Start of Dataset entries

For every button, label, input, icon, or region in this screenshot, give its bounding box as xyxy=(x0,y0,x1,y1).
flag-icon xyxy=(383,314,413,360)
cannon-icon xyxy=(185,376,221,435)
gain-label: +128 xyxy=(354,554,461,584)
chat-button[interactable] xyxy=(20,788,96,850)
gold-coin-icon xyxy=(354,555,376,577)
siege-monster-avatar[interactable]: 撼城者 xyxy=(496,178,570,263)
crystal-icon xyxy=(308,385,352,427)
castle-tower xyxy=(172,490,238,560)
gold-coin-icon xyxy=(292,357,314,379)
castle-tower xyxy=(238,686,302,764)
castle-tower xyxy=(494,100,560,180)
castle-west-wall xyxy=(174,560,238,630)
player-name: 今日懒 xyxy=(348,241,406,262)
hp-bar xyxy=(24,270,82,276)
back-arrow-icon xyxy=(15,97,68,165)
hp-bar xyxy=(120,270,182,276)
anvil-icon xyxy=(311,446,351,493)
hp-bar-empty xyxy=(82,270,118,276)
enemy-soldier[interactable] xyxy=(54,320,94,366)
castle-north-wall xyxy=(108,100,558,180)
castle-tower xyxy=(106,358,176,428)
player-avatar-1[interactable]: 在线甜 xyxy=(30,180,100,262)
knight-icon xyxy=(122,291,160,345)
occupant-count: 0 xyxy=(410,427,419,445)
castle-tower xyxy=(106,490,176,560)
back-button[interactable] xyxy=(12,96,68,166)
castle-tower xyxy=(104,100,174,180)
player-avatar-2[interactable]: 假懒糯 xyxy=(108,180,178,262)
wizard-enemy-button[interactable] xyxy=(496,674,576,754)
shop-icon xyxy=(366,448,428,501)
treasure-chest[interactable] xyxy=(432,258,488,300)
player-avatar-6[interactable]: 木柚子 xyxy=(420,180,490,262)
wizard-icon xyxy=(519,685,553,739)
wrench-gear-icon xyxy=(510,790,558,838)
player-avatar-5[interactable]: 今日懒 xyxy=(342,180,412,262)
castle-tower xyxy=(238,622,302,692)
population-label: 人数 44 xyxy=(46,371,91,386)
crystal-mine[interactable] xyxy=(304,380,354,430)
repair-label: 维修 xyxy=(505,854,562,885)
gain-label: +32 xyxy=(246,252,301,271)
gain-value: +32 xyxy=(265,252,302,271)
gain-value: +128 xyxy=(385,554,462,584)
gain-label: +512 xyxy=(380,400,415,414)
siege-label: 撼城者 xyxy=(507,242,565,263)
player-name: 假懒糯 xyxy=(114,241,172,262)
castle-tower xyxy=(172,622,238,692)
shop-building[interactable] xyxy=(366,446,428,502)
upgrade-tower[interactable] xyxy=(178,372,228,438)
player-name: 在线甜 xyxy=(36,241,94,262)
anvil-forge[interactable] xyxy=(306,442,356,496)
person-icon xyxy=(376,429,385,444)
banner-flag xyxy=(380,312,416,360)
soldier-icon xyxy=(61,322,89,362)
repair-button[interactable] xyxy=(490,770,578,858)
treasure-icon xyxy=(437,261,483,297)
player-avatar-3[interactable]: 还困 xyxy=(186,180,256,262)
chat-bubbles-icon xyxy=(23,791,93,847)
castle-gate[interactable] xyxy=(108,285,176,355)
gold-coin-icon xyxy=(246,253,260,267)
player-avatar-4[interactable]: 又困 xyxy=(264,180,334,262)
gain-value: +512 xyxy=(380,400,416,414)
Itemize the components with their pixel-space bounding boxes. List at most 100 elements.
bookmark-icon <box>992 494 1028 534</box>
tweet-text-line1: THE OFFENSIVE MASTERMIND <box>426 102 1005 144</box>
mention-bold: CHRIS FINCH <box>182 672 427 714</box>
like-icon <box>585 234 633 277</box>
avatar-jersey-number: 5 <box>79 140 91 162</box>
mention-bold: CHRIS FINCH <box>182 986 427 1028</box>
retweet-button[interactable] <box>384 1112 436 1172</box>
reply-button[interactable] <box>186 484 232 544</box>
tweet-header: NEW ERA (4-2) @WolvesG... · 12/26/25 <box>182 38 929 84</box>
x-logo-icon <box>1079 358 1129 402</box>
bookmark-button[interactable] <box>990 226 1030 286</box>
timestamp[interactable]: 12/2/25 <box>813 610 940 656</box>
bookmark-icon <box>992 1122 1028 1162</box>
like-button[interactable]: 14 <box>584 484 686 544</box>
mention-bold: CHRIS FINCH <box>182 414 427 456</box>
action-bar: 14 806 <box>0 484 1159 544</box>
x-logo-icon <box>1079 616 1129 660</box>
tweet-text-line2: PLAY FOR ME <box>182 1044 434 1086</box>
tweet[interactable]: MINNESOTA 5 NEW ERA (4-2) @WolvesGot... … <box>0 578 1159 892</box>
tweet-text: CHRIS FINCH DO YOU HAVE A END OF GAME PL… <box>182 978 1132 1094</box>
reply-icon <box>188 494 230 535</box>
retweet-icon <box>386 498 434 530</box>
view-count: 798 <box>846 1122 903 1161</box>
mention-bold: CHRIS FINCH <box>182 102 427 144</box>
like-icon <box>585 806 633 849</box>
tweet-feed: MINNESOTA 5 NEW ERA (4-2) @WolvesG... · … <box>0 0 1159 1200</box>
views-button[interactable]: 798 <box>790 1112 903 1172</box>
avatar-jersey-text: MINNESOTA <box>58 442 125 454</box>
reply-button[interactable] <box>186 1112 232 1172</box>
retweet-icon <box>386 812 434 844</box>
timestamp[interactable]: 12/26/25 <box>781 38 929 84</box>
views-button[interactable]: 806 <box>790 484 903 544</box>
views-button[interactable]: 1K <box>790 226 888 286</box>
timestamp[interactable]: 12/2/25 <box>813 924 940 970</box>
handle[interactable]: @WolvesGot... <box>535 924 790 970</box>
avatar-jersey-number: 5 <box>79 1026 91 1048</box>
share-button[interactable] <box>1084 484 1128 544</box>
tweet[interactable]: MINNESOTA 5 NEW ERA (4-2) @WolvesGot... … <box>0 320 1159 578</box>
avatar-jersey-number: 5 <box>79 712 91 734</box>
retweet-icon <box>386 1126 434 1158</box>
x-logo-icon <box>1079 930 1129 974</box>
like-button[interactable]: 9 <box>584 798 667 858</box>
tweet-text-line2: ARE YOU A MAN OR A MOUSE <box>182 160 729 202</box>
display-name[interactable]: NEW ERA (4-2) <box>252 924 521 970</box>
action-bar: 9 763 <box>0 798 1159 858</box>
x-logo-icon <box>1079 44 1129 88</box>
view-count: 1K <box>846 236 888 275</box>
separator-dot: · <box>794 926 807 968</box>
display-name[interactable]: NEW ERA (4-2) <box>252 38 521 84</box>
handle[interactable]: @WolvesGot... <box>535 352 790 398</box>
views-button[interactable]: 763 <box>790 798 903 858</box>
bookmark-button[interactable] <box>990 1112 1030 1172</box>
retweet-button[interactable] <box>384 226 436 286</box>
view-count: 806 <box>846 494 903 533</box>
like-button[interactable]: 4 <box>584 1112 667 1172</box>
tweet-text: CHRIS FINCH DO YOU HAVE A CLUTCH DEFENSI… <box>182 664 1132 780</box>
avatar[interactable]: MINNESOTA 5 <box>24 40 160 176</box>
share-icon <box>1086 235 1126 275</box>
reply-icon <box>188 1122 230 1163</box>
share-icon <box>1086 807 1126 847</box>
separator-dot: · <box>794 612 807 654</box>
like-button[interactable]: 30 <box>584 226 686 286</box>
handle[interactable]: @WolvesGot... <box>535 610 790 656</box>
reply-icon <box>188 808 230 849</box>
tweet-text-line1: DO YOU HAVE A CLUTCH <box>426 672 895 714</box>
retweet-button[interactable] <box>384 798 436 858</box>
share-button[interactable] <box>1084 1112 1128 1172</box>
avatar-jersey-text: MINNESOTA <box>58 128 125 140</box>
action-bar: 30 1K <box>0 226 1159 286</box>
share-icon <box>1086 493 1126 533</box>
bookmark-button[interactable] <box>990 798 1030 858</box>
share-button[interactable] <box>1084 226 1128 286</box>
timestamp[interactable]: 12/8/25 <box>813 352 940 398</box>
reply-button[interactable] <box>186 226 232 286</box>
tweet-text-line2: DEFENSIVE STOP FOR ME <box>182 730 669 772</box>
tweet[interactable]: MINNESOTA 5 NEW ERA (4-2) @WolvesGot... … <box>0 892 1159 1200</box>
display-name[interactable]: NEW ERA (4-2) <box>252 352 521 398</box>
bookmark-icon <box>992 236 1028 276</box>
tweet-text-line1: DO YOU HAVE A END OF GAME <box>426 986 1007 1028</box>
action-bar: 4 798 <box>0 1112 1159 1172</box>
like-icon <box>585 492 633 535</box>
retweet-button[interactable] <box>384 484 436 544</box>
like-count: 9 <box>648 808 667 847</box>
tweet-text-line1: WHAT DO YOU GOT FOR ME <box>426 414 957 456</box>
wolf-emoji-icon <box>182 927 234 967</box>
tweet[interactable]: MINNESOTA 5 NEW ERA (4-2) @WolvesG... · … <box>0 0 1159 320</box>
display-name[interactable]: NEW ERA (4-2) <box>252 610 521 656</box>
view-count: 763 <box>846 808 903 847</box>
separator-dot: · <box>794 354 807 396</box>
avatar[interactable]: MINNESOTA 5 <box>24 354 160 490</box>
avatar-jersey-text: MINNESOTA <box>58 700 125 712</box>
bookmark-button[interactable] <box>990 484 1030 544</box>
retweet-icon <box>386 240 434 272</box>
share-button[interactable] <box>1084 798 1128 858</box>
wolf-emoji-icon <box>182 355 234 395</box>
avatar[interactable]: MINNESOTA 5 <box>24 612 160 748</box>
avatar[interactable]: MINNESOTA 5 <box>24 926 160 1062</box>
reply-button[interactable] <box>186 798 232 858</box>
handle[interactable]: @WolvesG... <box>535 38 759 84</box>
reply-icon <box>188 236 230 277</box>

End of Dataset entries

- **Task description**
Write out the entries as a JSON list of strings, one string per line and no blank lines, starting at the first line and ending at the line containing "gain-label: +32 xyxy=(246,252,301,271)".

- **Complete answer**
[
  "For every button, label, input, icon, or region in this screenshot, give its bounding box as xyxy=(x0,y0,x1,y1).",
  "flag-icon xyxy=(383,314,413,360)",
  "cannon-icon xyxy=(185,376,221,435)",
  "gain-label: +128 xyxy=(354,554,461,584)",
  "chat-button[interactable] xyxy=(20,788,96,850)",
  "gold-coin-icon xyxy=(354,555,376,577)",
  "siege-monster-avatar[interactable]: 撼城者 xyxy=(496,178,570,263)",
  "crystal-icon xyxy=(308,385,352,427)",
  "castle-tower xyxy=(172,490,238,560)",
  "gold-coin-icon xyxy=(292,357,314,379)",
  "castle-tower xyxy=(238,686,302,764)",
  "castle-tower xyxy=(494,100,560,180)",
  "castle-west-wall xyxy=(174,560,238,630)",
  "player-name: 今日懒 xyxy=(348,241,406,262)",
  "hp-bar xyxy=(24,270,82,276)",
  "back-arrow-icon xyxy=(15,97,68,165)",
  "hp-bar xyxy=(120,270,182,276)",
  "anvil-icon xyxy=(311,446,351,493)",
  "hp-bar-empty xyxy=(82,270,118,276)",
  "enemy-soldier[interactable] xyxy=(54,320,94,366)",
  "castle-north-wall xyxy=(108,100,558,180)",
  "castle-tower xyxy=(106,358,176,428)",
  "player-avatar-1[interactable]: 在线甜 xyxy=(30,180,100,262)",
  "knight-icon xyxy=(122,291,160,345)",
  "occupant-count: 0 xyxy=(410,427,419,445)",
  "castle-tower xyxy=(106,490,176,560)",
  "back-button[interactable] xyxy=(12,96,68,166)",
  "castle-tower xyxy=(104,100,174,180)",
  "player-avatar-2[interactable]: 假懒糯 xyxy=(108,180,178,262)",
  "wizard-enemy-button[interactable] xyxy=(496,674,576,754)",
  "shop-icon xyxy=(366,448,428,501)",
  "treasure-chest[interactable] xyxy=(432,258,488,300)",
  "player-avatar-6[interactable]: 木柚子 xyxy=(420,180,490,262)",
  "wizard-icon xyxy=(519,685,553,739)",
  "wrench-gear-icon xyxy=(510,790,558,838)",
  "player-avatar-5[interactable]: 今日懒 xyxy=(342,180,412,262)",
  "castle-tower xyxy=(238,622,302,692)",
  "population-label: 人数 44 xyxy=(46,371,91,386)",
  "crystal-mine[interactable] xyxy=(304,380,354,430)",
  "repair-label: 维修 xyxy=(505,854,562,885)",
  "gain-label: +32 xyxy=(246,252,301,271)"
]